• [SOURCE DATA]

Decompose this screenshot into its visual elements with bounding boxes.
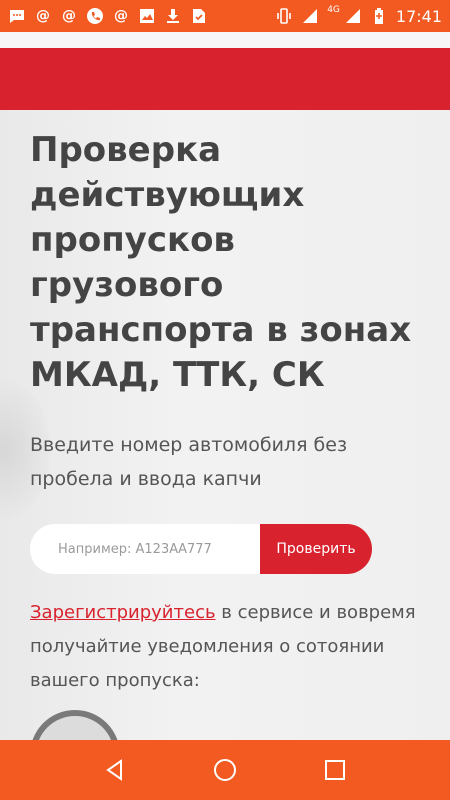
- register-link[interactable]: Зарегистрируйтесь: [30, 602, 216, 623]
- signal-icon: [301, 7, 319, 25]
- navigation-bar: [0, 740, 450, 800]
- at-icon: @: [36, 8, 50, 24]
- battery-icon: [370, 7, 388, 25]
- browser-top-strip: [0, 32, 450, 48]
- page-title: Проверка действующих пропусков грузового…: [30, 130, 412, 395]
- back-icon: [106, 759, 122, 781]
- system-icons: 4G 17:41: [275, 5, 442, 26]
- phone-icon: [86, 7, 104, 25]
- recents-icon: [325, 760, 345, 780]
- page-subtitle: Введите номер автомобиля без пробела и в…: [30, 434, 348, 490]
- plate-number-input[interactable]: [30, 524, 260, 574]
- plate-check-form: Проверить: [30, 524, 372, 574]
- image-icon: [138, 7, 156, 25]
- site-header-bar: [0, 48, 450, 110]
- notification-icons: @ @ @: [8, 7, 208, 25]
- download-icon: [164, 7, 182, 25]
- signal-icon: [344, 7, 362, 25]
- back-button[interactable]: [95, 750, 135, 790]
- at-icon: @: [114, 8, 128, 24]
- home-button[interactable]: [205, 750, 245, 790]
- vibrate-icon: [275, 7, 293, 25]
- status-bar: @ @ @ 4G 17:41: [0, 0, 450, 32]
- at-icon: @: [62, 8, 76, 24]
- check-icon: [190, 7, 208, 25]
- register-paragraph: Зарегистрируйтесь в сервисе и вовремя по…: [30, 596, 425, 698]
- home-icon: [214, 759, 236, 781]
- network-type: 4G: [327, 5, 340, 15]
- page-content: Проверка действующих пропусков грузового…: [0, 110, 450, 740]
- background-wheel-image: [30, 710, 120, 740]
- clock: 17:41: [395, 6, 442, 26]
- recents-button[interactable]: [315, 750, 355, 790]
- check-button[interactable]: Проверить: [260, 524, 372, 574]
- message-icon: [8, 7, 26, 25]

• [TO BE DONE]
Copy every row above word for word, leaving out the pictures.

• [RESULT FOR THIS EXERCISE]
Decompose this screenshot into its visual elements with bounding boxes.
- register-link[interactable]: Зарегистрируйтесь: [30, 602, 216, 623]
- signal-icon: [301, 7, 319, 25]
- navigation-bar: [0, 740, 450, 800]
- at-icon: @: [36, 8, 50, 24]
- battery-icon: [370, 7, 388, 25]
- browser-top-strip: [0, 32, 450, 48]
- page-title: Проверка действующих пропусков грузового…: [30, 130, 412, 395]
- back-icon: [106, 759, 122, 781]
- system-icons: 4G 17:41: [275, 5, 442, 26]
- phone-icon: [86, 7, 104, 25]
- recents-icon: [325, 760, 345, 780]
- page-subtitle: Введите номер автомобиля без пробела и в…: [30, 434, 348, 490]
- plate-number-input[interactable]: [30, 524, 260, 574]
- plate-check-form: Проверить: [30, 524, 372, 574]
- image-icon: [138, 7, 156, 25]
- site-header-bar: [0, 48, 450, 110]
- notification-icons: @ @ @: [8, 7, 208, 25]
- download-icon: [164, 7, 182, 25]
- signal-icon: [344, 7, 362, 25]
- back-button[interactable]: [95, 750, 135, 790]
- at-icon: @: [114, 8, 128, 24]
- home-button[interactable]: [205, 750, 245, 790]
- vibrate-icon: [275, 7, 293, 25]
- status-bar: @ @ @ 4G 17:41: [0, 0, 450, 32]
- at-icon: @: [62, 8, 76, 24]
- check-icon: [190, 7, 208, 25]
- register-paragraph: Зарегистрируйтесь в сервисе и вовремя по…: [30, 596, 425, 698]
- home-icon: [214, 759, 236, 781]
- network-type: 4G: [327, 5, 340, 15]
- page-content: Проверка действующих пропусков грузового…: [0, 110, 450, 740]
- background-wheel-image: [30, 710, 120, 740]
- clock: 17:41: [395, 6, 442, 26]
- recents-button[interactable]: [315, 750, 355, 790]
- check-button[interactable]: Проверить: [260, 524, 372, 574]
- message-icon: [8, 7, 26, 25]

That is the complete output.